Input material
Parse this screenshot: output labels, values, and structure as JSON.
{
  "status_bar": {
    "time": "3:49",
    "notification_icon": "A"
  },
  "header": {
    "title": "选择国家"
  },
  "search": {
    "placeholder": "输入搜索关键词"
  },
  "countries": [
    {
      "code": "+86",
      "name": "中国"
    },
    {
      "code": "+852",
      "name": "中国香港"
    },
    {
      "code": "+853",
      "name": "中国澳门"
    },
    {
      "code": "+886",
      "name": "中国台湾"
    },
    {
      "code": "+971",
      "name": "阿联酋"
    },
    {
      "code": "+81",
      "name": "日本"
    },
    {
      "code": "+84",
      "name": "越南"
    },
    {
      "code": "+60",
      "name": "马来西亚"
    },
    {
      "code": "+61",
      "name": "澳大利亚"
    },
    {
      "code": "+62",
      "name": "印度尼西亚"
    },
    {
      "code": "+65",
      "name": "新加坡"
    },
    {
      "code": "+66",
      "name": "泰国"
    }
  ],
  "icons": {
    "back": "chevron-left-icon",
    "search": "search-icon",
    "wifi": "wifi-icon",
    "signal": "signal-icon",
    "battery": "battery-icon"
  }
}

Written task
Above are the records; retype them all without a single difference.

Written response
Parse this screenshot: output labels, values, and structure as JSON.
{
  "status_bar": {
    "time": "3:49",
    "notification_icon": "A"
  },
  "header": {
    "title": "选择国家"
  },
  "search": {
    "placeholder": "输入搜索关键词"
  },
  "countries": [
    {
      "code": "+86",
      "name": "中国"
    },
    {
      "code": "+852",
      "name": "中国香港"
    },
    {
      "code": "+853",
      "name": "中国澳门"
    },
    {
      "code": "+886",
      "name": "中国台湾"
    },
    {
      "code": "+971",
      "name": "阿联酋"
    },
    {
      "code": "+81",
      "name": "日本"
    },
    {
      "code": "+84",
      "name": "越南"
    },
    {
      "code": "+60",
      "name": "马来西亚"
    },
    {
      "code": "+61",
      "name": "澳大利亚"
    },
    {
      "code": "+62",
      "name": "印度尼西亚"
    },
    {
      "code": "+65",
      "name": "新加坡"
    },
    {
      "code": "+66",
      "name": "泰国"
    }
  ],
  "icons": {
    "back": "chevron-left-icon",
    "search": "search-icon",
    "wifi": "wifi-icon",
    "signal": "signal-icon",
    "battery": "battery-icon"
  }
}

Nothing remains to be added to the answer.